• [OBJECTIVE] Extract the whole listing as it stands. Do not include the pictures.

• [RECORD EXTRACTS]
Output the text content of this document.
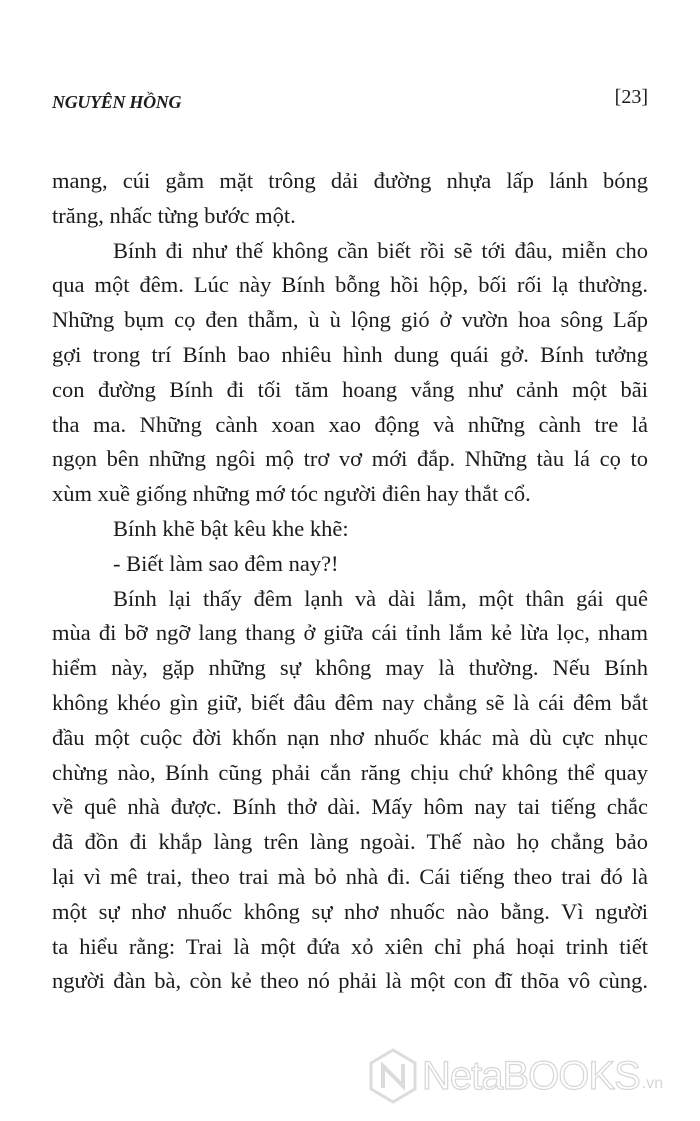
NGUYÊN HỒNG	[23]
mang, cúi gằm mặt trông dải đường nhựa lấp lánh bóng
trăng, nhấc từng bước một.
Bính đi như thế không cần biết rồi sẽ tới đâu, miễn cho
qua một đêm. Lúc này Bính bỗng hồi hộp, bối rối lạ thường.
Những bụm cọ đen thẫm, ù ù lộng gió ở vườn hoa sông Lấp
gợi trong trí Bính bao nhiêu hình dung quái gở. Bính tưởng
con đường Bính đi tối tăm hoang vắng như cảnh một bãi
tha ma. Những cành xoan xao động và những cành tre lả
ngọn bên những ngôi mộ trơ vơ mới đắp. Những tàu lá cọ to
xùm xuề giống những mớ tóc người điên hay thắt cổ.
Bính khẽ bật kêu khe khẽ:
- Biết làm sao đêm nay?!
Bính lại thấy đêm lạnh và dài lắm, một thân gái quê
mùa đi bỡ ngỡ lang thang ở giữa cái tỉnh lắm kẻ lừa lọc, nham
hiểm này, gặp những sự không may là thường. Nếu Bính
không khéo gìn giữ, biết đâu đêm nay chẳng sẽ là cái đêm bắt
đầu một cuộc đời khốn nạn nhơ nhuốc khác mà dù cực nhục
chừng nào, Bính cũng phải cắn răng chịu chứ không thể quay
về quê nhà được. Bính thở dài. Mấy hôm nay tai tiếng chắc
đã đồn đi khắp làng trên làng ngoài. Thế nào họ chẳng bảo
lại vì mê trai, theo trai mà bỏ nhà đi. Cái tiếng theo trai đó là
một sự nhơ nhuốc không sự nhơ nhuốc nào bằng. Vì người
ta hiểu rằng: Trai là một đứa xỏ xiên chỉ phá hoại trinh tiết
người đàn bà, còn kẻ theo nó phải là một con đĩ thõa vô cùng.
NetaBOOKS .vn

• [FINISHED ANSWER]
Output the text content of this document.
NGUYÊN HỒNG	[23]
mang, cúi gằm mặt trông dải đường nhựa lấp lánh bóng
trăng, nhấc từng bước một.
Bính đi như thế không cần biết rồi sẽ tới đâu, miễn cho
qua một đêm. Lúc này Bính bỗng hồi hộp, bối rối lạ thường.
Những bụm cọ đen thẫm, ù ù lộng gió ở vườn hoa sông Lấp
gợi trong trí Bính bao nhiêu hình dung quái gở. Bính tưởng
con đường Bính đi tối tăm hoang vắng như cảnh một bãi
tha ma. Những cành xoan xao động và những cành tre lả
ngọn bên những ngôi mộ trơ vơ mới đắp. Những tàu lá cọ to
xùm xuề giống những mớ tóc người điên hay thắt cổ.
Bính khẽ bật kêu khe khẽ:
- Biết làm sao đêm nay?!
Bính lại thấy đêm lạnh và dài lắm, một thân gái quê
mùa đi bỡ ngỡ lang thang ở giữa cái tỉnh lắm kẻ lừa lọc, nham
hiểm này, gặp những sự không may là thường. Nếu Bính
không khéo gìn giữ, biết đâu đêm nay chẳng sẽ là cái đêm bắt
đầu một cuộc đời khốn nạn nhơ nhuốc khác mà dù cực nhục
chừng nào, Bính cũng phải cắn răng chịu chứ không thể quay
về quê nhà được. Bính thở dài. Mấy hôm nay tai tiếng chắc
đã đồn đi khắp làng trên làng ngoài. Thế nào họ chẳng bảo
lại vì mê trai, theo trai mà bỏ nhà đi. Cái tiếng theo trai đó là
một sự nhơ nhuốc không sự nhơ nhuốc nào bằng. Vì người
ta hiểu rằng: Trai là một đứa xỏ xiên chỉ phá hoại trinh tiết
người đàn bà, còn kẻ theo nó phải là một con đĩ thõa vô cùng.
NetaBOOKS .vn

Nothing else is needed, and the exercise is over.